## Directions for this task
Can you restate the records below word for word?
— BEGIN Data rows —
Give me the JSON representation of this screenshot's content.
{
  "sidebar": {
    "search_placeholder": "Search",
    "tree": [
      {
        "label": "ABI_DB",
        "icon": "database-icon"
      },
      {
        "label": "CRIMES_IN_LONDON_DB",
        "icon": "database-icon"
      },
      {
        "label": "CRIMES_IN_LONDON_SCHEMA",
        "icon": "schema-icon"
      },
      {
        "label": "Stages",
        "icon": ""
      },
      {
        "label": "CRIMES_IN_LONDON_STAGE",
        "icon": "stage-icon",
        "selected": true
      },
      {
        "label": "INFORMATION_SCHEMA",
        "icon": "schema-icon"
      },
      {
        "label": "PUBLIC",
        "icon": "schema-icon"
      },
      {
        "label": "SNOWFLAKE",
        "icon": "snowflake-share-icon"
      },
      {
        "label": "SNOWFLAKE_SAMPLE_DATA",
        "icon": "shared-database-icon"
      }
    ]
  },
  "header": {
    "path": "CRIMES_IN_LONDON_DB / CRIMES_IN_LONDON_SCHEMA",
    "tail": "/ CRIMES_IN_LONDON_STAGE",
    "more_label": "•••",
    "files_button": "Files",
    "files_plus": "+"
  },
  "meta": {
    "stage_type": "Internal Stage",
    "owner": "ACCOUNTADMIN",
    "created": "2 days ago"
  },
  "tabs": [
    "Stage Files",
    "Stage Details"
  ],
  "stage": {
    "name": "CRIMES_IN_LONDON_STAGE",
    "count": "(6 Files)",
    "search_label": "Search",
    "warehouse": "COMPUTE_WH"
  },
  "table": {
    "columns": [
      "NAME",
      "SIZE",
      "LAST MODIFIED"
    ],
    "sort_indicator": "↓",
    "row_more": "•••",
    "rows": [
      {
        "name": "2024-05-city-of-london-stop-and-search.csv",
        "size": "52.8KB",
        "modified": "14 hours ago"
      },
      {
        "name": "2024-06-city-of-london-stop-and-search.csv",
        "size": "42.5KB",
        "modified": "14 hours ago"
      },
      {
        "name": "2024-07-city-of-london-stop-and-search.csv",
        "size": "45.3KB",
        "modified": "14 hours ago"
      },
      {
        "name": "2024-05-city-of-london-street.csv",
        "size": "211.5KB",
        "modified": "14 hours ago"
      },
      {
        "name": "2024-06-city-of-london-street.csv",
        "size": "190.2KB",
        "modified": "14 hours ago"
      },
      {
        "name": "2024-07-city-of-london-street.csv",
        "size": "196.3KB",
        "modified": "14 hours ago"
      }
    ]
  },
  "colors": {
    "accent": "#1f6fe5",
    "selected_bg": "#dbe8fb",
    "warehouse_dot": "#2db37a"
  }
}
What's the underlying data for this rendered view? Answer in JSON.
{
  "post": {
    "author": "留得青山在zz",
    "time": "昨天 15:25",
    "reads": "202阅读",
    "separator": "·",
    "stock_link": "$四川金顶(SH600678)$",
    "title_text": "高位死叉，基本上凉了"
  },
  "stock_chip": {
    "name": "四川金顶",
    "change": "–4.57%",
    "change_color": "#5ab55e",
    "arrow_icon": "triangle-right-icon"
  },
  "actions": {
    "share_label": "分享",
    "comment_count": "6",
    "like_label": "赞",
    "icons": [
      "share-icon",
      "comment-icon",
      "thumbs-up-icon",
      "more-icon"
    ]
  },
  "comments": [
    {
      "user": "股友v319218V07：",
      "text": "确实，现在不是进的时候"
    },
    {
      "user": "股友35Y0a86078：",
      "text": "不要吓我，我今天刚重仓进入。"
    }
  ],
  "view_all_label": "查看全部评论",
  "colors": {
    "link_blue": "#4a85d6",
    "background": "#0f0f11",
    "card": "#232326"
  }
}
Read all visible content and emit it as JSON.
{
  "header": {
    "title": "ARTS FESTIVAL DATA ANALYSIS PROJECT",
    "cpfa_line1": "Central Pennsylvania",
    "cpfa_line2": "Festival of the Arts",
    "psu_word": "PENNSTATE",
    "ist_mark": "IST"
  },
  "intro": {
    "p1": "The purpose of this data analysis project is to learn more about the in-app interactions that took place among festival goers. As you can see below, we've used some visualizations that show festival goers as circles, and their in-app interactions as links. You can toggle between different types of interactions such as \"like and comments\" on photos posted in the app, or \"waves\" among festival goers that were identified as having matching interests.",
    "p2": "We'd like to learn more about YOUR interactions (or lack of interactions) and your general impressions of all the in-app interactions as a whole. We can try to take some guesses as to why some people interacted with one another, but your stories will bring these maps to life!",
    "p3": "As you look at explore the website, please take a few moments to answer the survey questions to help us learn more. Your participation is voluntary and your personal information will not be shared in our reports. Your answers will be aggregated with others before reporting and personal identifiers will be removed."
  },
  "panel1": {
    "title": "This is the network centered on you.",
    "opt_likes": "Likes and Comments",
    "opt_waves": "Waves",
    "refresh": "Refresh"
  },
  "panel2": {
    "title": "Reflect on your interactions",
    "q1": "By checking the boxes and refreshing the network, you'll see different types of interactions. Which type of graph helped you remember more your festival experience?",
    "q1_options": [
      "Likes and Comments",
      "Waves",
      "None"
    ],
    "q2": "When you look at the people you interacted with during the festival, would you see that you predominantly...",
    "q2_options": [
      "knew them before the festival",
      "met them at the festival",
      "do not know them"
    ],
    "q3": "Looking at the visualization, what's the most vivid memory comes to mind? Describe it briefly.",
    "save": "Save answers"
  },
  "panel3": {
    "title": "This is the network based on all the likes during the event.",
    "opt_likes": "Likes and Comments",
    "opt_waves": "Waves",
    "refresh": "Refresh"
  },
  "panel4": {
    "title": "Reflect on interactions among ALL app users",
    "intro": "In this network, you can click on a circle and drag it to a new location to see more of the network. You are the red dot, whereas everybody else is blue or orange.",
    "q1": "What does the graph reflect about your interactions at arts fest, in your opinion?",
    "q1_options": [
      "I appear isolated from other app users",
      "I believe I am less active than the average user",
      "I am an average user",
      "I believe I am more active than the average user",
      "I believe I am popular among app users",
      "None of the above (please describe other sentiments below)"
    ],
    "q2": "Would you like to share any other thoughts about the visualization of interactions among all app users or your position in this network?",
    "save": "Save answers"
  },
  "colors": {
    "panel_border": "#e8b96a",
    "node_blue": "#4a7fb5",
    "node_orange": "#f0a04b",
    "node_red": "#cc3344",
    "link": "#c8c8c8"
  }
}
— END Data rows —
## Task output
Give me the JSON representation of this screenshot's content.
{
  "sidebar": {
    "search_placeholder": "Search",
    "tree": [
      {
        "label": "ABI_DB",
        "icon": "database-icon"
      },
      {
        "label": "CRIMES_IN_LONDON_DB",
        "icon": "database-icon"
      },
      {
        "label": "CRIMES_IN_LONDON_SCHEMA",
        "icon": "schema-icon"
      },
      {
        "label": "Stages",
        "icon": ""
      },
      {
        "label": "CRIMES_IN_LONDON_STAGE",
        "icon": "stage-icon",
        "selected": true
      },
      {
        "label": "INFORMATION_SCHEMA",
        "icon": "schema-icon"
      },
      {
        "label": "PUBLIC",
        "icon": "schema-icon"
      },
      {
        "label": "SNOWFLAKE",
        "icon": "snowflake-share-icon"
      },
      {
        "label": "SNOWFLAKE_SAMPLE_DATA",
        "icon": "shared-database-icon"
      }
    ]
  },
  "header": {
    "path": "CRIMES_IN_LONDON_DB / CRIMES_IN_LONDON_SCHEMA",
    "tail": "/ CRIMES_IN_LONDON_STAGE",
    "more_label": "•••",
    "files_button": "Files",
    "files_plus": "+"
  },
  "meta": {
    "stage_type": "Internal Stage",
    "owner": "ACCOUNTADMIN",
    "created": "2 days ago"
  },
  "tabs": [
    "Stage Files",
    "Stage Details"
  ],
  "stage": {
    "name": "CRIMES_IN_LONDON_STAGE",
    "count": "(6 Files)",
    "search_label": "Search",
    "warehouse": "COMPUTE_WH"
  },
  "table": {
    "columns": [
      "NAME",
      "SIZE",
      "LAST MODIFIED"
    ],
    "sort_indicator": "↓",
    "row_more": "•••",
    "rows": [
      {
        "name": "2024-05-city-of-london-stop-and-search.csv",
        "size": "52.8KB",
        "modified": "14 hours ago"
      },
      {
        "name": "2024-06-city-of-london-stop-and-search.csv",
        "size": "42.5KB",
        "modified": "14 hours ago"
      },
      {
        "name": "2024-07-city-of-london-stop-and-search.csv",
        "size": "45.3KB",
        "modified": "14 hours ago"
      },
      {
        "name": "2024-05-city-of-london-street.csv",
        "size": "211.5KB",
        "modified": "14 hours ago"
      },
      {
        "name": "2024-06-city-of-london-street.csv",
        "size": "190.2KB",
        "modified": "14 hours ago"
      },
      {
        "name": "2024-07-city-of-london-street.csv",
        "size": "196.3KB",
        "modified": "14 hours ago"
      }
    ]
  },
  "colors": {
    "accent": "#1f6fe5",
    "selected_bg": "#dbe8fb",
    "warehouse_dot": "#2db37a"
  }
}
What's the underlying data for this rendered view? Answer in JSON.
{
  "post": {
    "author": "留得青山在zz",
    "time": "昨天 15:25",
    "reads": "202阅读",
    "separator": "·",
    "stock_link": "$四川金顶(SH600678)$",
    "title_text": "高位死叉，基本上凉了"
  },
  "stock_chip": {
    "name": "四川金顶",
    "change": "–4.57%",
    "change_color": "#5ab55e",
    "arrow_icon": "triangle-right-icon"
  },
  "actions": {
    "share_label": "分享",
    "comment_count": "6",
    "like_label": "赞",
    "icons": [
      "share-icon",
      "comment-icon",
      "thumbs-up-icon",
      "more-icon"
    ]
  },
  "comments": [
    {
      "user": "股友v319218V07：",
      "text": "确实，现在不是进的时候"
    },
    {
      "user": "股友35Y0a86078：",
      "text": "不要吓我，我今天刚重仓进入。"
    }
  ],
  "view_all_label": "查看全部评论",
  "colors": {
    "link_blue": "#4a85d6",
    "background": "#0f0f11",
    "card": "#232326"
  }
}
Read all visible content and emit it as JSON.
{
  "header": {
    "title": "ARTS FESTIVAL DATA ANALYSIS PROJECT",
    "cpfa_line1": "Central Pennsylvania",
    "cpfa_line2": "Festival of the Arts",
    "psu_word": "PENNSTATE",
    "ist_mark": "IST"
  },
  "intro": {
    "p1": "The purpose of this data analysis project is to learn more about the in-app interactions that took place among festival goers. As you can see below, we've used some visualizations that show festival goers as circles, and their in-app interactions as links. You can toggle between different types of interactions such as \"like and comments\" on photos posted in the app, or \"waves\" among festival goers that were identified as having matching interests.",
    "p2": "We'd like to learn more about YOUR interactions (or lack of interactions) and your general impressions of all the in-app interactions as a whole. We can try to take some guesses as to why some people interacted with one another, but your stories will bring these maps to life!",
    "p3": "As you look at explore the website, please take a few moments to answer the survey questions to help us learn more. Your participation is voluntary and your personal information will not be shared in our reports. Your answers will be aggregated with others before reporting and personal identifiers will be removed."
  },
  "panel1": {
    "title": "This is the network centered on you.",
    "opt_likes": "Likes and Comments",
    "opt_waves": "Waves",
    "refresh": "Refresh"
  },
  "panel2": {
    "title": "Reflect on your interactions",
    "q1": "By checking the boxes and refreshing the network, you'll see different types of interactions. Which type of graph helped you remember more your festival experience?",
    "q1_options": [
      "Likes and Comments",
      "Waves",
      "None"
    ],
    "q2": "When you look at the people you interacted with during the festival, would you see that you predominantly...",
    "q2_options": [
      "knew them before the festival",
      "met them at the festival",
      "do not know them"
    ],
    "q3": "Looking at the visualization, what's the most vivid memory comes to mind? Describe it briefly.",
    "save": "Save answers"
  },
  "panel3": {
    "title": "This is the network based on all the likes during the event.",
    "opt_likes": "Likes and Comments",
    "opt_waves": "Waves",
    "refresh": "Refresh"
  },
  "panel4": {
    "title": "Reflect on interactions among ALL app users",
    "intro": "In this network, you can click on a circle and drag it to a new location to see more of the network. You are the red dot, whereas everybody else is blue or orange.",
    "q1": "What does the graph reflect about your interactions at arts fest, in your opinion?",
    "q1_options": [
      "I appear isolated from other app users",
      "I believe I am less active than the average user",
      "I am an average user",
      "I believe I am more active than the average user",
      "I believe I am popular among app users",
      "None of the above (please describe other sentiments below)"
    ],
    "q2": "Would you like to share any other thoughts about the visualization of interactions among all app users or your position in this network?",
    "save": "Save answers"
  },
  "colors": {
    "panel_border": "#e8b96a",
    "node_blue": "#4a7fb5",
    "node_orange": "#f0a04b",
    "node_red": "#cc3344",
    "link": "#c8c8c8"
  }
}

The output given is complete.